┏━━

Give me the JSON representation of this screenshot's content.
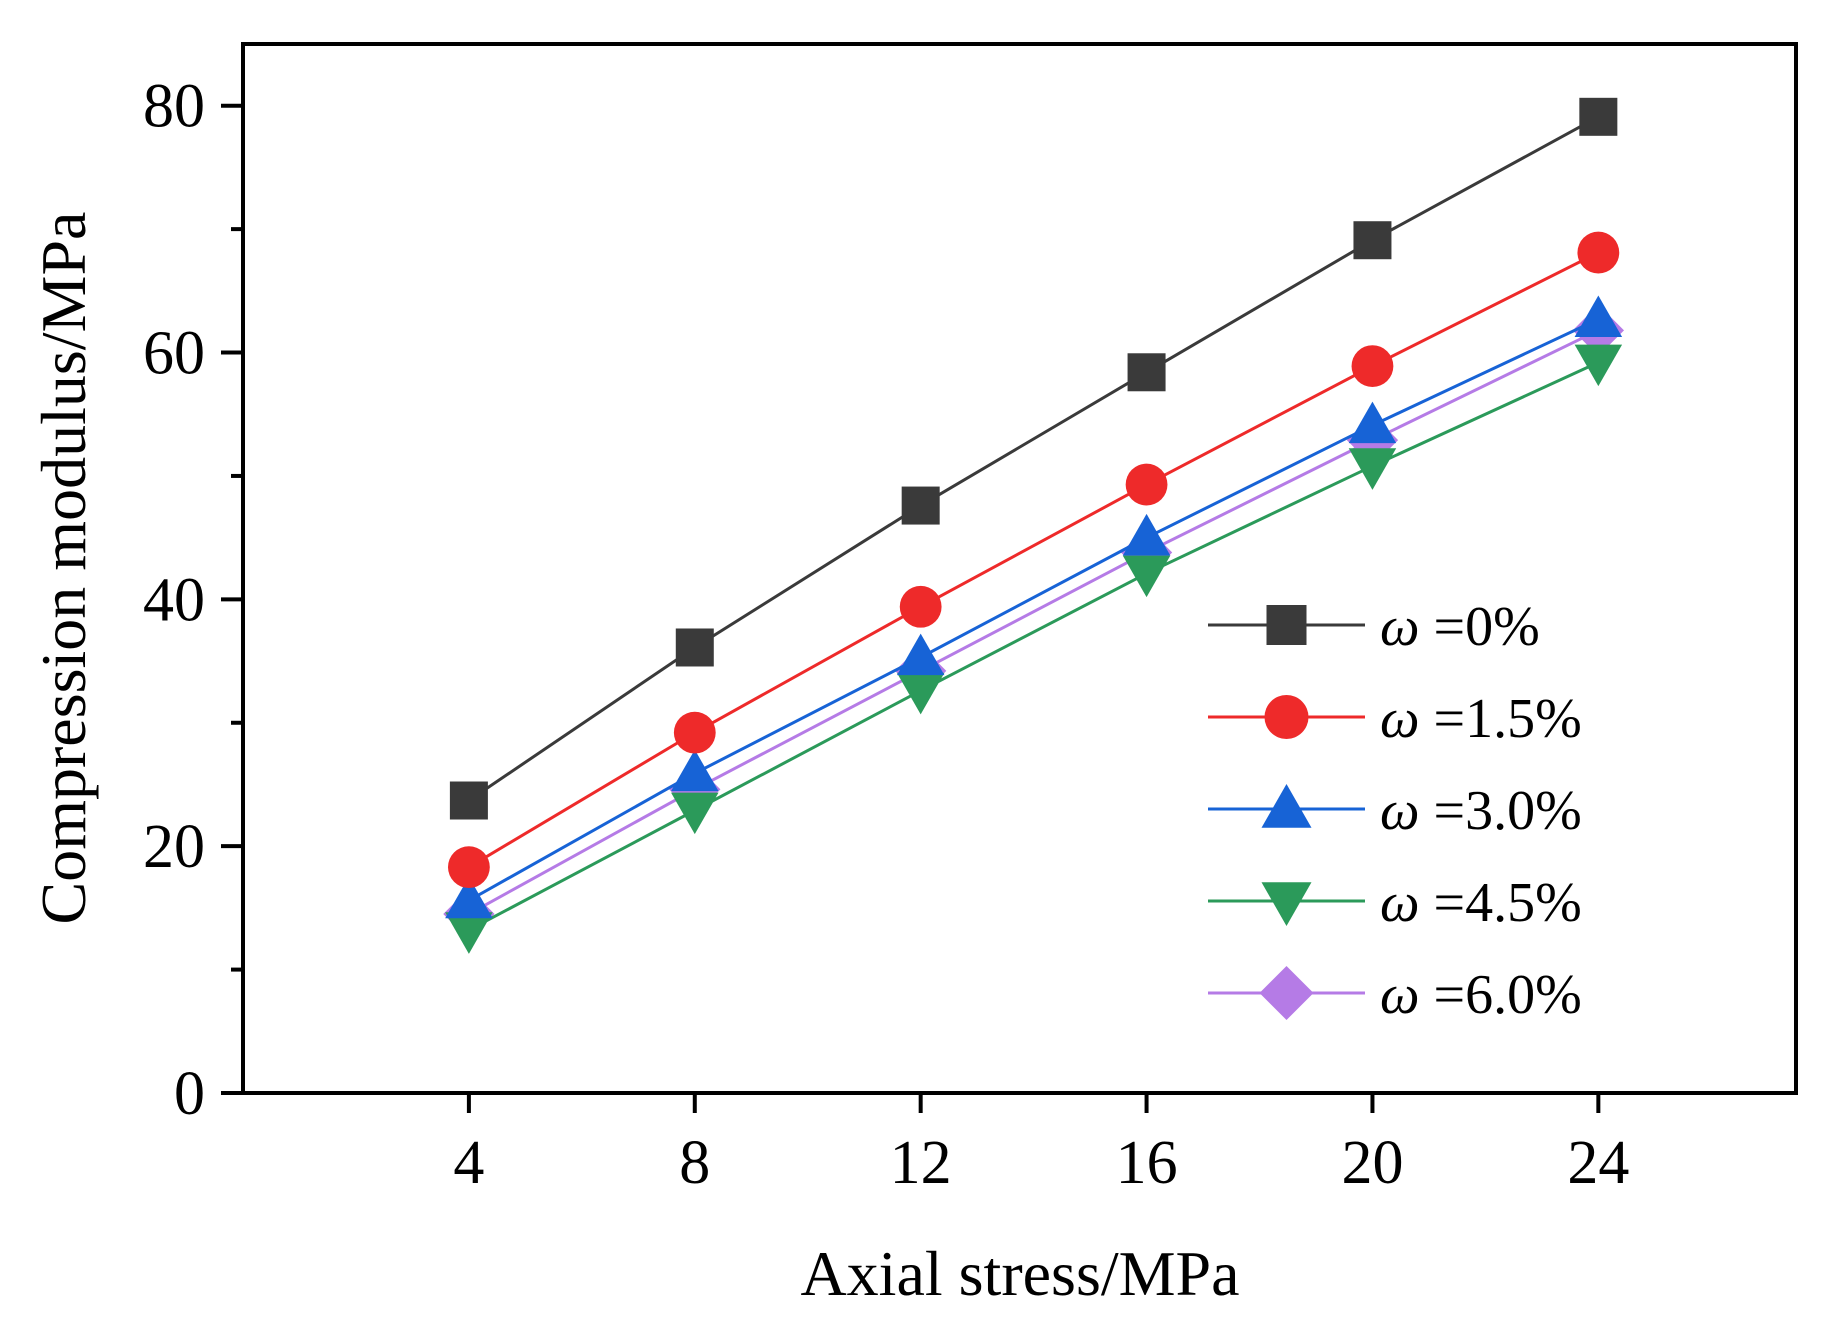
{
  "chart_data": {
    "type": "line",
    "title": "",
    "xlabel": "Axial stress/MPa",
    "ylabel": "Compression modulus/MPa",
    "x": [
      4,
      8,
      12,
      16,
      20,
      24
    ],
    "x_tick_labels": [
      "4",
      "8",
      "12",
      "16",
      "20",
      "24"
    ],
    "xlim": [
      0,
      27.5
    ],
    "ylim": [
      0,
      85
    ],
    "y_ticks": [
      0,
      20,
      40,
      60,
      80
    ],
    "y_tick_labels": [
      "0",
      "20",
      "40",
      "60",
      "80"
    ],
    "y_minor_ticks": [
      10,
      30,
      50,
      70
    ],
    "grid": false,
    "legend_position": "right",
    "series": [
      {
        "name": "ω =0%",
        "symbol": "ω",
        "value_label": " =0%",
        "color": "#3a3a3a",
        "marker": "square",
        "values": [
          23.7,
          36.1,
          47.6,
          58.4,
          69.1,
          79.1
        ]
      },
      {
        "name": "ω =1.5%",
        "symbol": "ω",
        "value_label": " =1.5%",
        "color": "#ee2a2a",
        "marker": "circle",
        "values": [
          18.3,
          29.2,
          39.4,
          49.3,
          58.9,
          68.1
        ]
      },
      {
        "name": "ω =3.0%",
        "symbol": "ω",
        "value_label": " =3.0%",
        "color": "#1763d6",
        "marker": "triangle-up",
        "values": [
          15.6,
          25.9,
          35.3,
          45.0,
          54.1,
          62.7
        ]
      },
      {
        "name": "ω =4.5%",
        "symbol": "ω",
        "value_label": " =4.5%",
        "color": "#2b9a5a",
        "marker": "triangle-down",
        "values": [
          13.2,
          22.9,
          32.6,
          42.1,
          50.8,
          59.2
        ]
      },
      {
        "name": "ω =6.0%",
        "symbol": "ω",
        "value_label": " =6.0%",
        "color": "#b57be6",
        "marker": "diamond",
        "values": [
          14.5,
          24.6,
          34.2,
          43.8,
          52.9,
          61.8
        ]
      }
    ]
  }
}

┗━━

TASK OBJECTIVE:
Every record gets retyped exactly; no picture goes into the copy.

ANSWER BELOW:
Give me the JSON representation of this screenshot's content.
{
  "chart_data": {
    "type": "line",
    "title": "",
    "xlabel": "Axial stress/MPa",
    "ylabel": "Compression modulus/MPa",
    "x": [
      4,
      8,
      12,
      16,
      20,
      24
    ],
    "x_tick_labels": [
      "4",
      "8",
      "12",
      "16",
      "20",
      "24"
    ],
    "xlim": [
      0,
      27.5
    ],
    "ylim": [
      0,
      85
    ],
    "y_ticks": [
      0,
      20,
      40,
      60,
      80
    ],
    "y_tick_labels": [
      "0",
      "20",
      "40",
      "60",
      "80"
    ],
    "y_minor_ticks": [
      10,
      30,
      50,
      70
    ],
    "grid": false,
    "legend_position": "right",
    "series": [
      {
        "name": "ω =0%",
        "symbol": "ω",
        "value_label": " =0%",
        "color": "#3a3a3a",
        "marker": "square",
        "values": [
          23.7,
          36.1,
          47.6,
          58.4,
          69.1,
          79.1
        ]
      },
      {
        "name": "ω =1.5%",
        "symbol": "ω",
        "value_label": " =1.5%",
        "color": "#ee2a2a",
        "marker": "circle",
        "values": [
          18.3,
          29.2,
          39.4,
          49.3,
          58.9,
          68.1
        ]
      },
      {
        "name": "ω =3.0%",
        "symbol": "ω",
        "value_label": " =3.0%",
        "color": "#1763d6",
        "marker": "triangle-up",
        "values": [
          15.6,
          25.9,
          35.3,
          45.0,
          54.1,
          62.7
        ]
      },
      {
        "name": "ω =4.5%",
        "symbol": "ω",
        "value_label": " =4.5%",
        "color": "#2b9a5a",
        "marker": "triangle-down",
        "values": [
          13.2,
          22.9,
          32.6,
          42.1,
          50.8,
          59.2
        ]
      },
      {
        "name": "ω =6.0%",
        "symbol": "ω",
        "value_label": " =6.0%",
        "color": "#b57be6",
        "marker": "diamond",
        "values": [
          14.5,
          24.6,
          34.2,
          43.8,
          52.9,
          61.8
        ]
      }
    ]
  }
}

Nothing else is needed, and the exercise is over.